• [GIVEN TASK]: Starting at the line that contains "What data populates", print every remaining line of the entries, unchanged, and output nothing more.
>> start
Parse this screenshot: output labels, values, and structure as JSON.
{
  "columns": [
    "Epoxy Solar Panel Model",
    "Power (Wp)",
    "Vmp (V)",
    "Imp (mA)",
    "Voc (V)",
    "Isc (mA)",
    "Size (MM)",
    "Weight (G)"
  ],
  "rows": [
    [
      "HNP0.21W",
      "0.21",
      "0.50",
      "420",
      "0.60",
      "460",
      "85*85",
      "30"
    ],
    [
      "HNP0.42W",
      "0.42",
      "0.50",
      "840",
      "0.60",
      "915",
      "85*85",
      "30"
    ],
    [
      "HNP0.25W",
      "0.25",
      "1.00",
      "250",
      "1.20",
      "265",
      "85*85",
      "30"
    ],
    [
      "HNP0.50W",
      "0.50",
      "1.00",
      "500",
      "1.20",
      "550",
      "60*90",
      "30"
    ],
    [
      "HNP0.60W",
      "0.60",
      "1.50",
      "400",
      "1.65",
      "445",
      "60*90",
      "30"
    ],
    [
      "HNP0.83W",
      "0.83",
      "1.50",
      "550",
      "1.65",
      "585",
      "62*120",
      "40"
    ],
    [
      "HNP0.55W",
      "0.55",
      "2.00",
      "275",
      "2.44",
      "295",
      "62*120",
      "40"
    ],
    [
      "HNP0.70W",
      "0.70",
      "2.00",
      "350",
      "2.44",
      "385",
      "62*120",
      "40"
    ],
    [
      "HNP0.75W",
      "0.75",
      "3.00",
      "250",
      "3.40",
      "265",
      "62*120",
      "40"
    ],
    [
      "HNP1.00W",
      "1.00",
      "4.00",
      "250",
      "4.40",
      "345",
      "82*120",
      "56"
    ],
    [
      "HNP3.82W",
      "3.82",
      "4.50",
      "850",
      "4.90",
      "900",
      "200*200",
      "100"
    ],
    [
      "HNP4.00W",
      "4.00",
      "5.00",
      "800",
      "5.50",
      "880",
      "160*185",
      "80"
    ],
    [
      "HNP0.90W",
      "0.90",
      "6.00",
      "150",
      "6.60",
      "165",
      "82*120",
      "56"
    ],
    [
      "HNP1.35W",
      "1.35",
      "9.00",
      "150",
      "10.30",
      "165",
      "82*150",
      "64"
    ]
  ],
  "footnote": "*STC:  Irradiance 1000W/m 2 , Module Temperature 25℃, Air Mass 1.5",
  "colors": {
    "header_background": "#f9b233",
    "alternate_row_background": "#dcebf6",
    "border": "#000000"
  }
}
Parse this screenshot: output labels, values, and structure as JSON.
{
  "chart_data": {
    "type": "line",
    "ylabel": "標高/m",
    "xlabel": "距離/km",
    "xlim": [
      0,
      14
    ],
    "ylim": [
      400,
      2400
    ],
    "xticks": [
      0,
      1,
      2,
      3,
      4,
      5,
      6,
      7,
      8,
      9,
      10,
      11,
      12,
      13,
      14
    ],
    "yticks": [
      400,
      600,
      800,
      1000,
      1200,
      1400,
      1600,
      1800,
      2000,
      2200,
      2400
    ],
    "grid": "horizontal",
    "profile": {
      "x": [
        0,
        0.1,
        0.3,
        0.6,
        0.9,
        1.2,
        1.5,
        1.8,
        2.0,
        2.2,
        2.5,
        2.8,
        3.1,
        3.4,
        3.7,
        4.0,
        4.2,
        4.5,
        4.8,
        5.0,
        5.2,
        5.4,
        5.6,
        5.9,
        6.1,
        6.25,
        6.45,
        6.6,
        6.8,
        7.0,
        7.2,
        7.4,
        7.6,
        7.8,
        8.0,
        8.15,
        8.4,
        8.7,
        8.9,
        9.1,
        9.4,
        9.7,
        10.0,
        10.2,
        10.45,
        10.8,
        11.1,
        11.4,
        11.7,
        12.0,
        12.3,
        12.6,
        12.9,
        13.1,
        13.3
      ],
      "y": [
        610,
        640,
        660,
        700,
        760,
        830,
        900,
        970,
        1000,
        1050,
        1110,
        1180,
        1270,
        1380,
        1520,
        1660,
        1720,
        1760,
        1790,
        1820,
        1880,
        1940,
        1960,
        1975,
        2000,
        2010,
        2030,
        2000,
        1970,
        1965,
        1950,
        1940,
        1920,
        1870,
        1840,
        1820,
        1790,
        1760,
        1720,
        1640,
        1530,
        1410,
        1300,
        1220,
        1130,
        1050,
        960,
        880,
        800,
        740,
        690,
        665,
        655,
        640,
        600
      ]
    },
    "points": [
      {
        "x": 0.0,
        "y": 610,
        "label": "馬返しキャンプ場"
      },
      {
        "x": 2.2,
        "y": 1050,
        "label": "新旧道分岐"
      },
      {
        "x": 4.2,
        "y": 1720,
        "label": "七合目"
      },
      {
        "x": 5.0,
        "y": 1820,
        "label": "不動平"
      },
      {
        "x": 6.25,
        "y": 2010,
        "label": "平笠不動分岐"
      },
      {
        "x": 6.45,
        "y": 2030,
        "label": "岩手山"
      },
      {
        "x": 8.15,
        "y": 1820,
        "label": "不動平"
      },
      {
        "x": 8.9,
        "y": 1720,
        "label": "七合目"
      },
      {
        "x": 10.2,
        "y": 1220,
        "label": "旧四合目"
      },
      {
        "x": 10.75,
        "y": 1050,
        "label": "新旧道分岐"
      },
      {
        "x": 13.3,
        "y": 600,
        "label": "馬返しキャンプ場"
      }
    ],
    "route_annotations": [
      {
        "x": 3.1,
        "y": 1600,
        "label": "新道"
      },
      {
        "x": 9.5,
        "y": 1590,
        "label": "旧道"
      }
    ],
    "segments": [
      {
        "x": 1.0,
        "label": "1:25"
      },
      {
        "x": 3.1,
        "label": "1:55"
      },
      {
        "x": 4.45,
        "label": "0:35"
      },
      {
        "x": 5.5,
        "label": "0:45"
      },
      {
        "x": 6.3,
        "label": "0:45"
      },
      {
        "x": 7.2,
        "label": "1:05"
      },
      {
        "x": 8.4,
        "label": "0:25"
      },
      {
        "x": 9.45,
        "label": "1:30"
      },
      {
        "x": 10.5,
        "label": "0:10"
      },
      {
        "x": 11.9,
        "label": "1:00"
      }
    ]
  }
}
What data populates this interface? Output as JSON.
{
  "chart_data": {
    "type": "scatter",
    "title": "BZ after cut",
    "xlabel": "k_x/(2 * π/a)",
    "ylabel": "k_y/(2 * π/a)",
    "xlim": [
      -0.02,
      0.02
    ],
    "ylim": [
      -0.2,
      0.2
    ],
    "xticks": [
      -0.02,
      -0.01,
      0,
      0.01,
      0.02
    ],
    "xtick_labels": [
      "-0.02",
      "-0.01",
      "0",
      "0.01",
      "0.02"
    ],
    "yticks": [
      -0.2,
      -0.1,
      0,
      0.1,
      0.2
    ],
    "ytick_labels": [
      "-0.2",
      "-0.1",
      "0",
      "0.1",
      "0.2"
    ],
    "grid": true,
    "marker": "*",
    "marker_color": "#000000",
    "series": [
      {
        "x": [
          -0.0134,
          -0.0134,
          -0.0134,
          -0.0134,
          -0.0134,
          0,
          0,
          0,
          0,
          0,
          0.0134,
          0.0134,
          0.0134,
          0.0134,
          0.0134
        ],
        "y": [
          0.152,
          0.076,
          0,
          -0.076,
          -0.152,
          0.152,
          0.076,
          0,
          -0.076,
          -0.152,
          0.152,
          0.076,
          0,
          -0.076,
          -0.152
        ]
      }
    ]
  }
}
>> end
• [RESULT OF THIS TASK]:
What data populates this interface? Output as JSON.
{
  "chart_data": {
    "type": "scatter",
    "title": "BZ after cut",
    "xlabel": "k_x/(2 * π/a)",
    "ylabel": "k_y/(2 * π/a)",
    "xlim": [
      -0.02,
      0.02
    ],
    "ylim": [
      -0.2,
      0.2
    ],
    "xticks": [
      -0.02,
      -0.01,
      0,
      0.01,
      0.02
    ],
    "xtick_labels": [
      "-0.02",
      "-0.01",
      "0",
      "0.01",
      "0.02"
    ],
    "yticks": [
      -0.2,
      -0.1,
      0,
      0.1,
      0.2
    ],
    "ytick_labels": [
      "-0.2",
      "-0.1",
      "0",
      "0.1",
      "0.2"
    ],
    "grid": true,
    "marker": "*",
    "marker_color": "#000000",
    "series": [
      {
        "x": [
          -0.0134,
          -0.0134,
          -0.0134,
          -0.0134,
          -0.0134,
          0,
          0,
          0,
          0,
          0,
          0.0134,
          0.0134,
          0.0134,
          0.0134,
          0.0134
        ],
        "y": [
          0.152,
          0.076,
          0,
          -0.076,
          -0.152,
          0.152,
          0.076,
          0,
          -0.076,
          -0.152,
          0.152,
          0.076,
          0,
          -0.076,
          -0.152
        ]
      }
    ]
  }
}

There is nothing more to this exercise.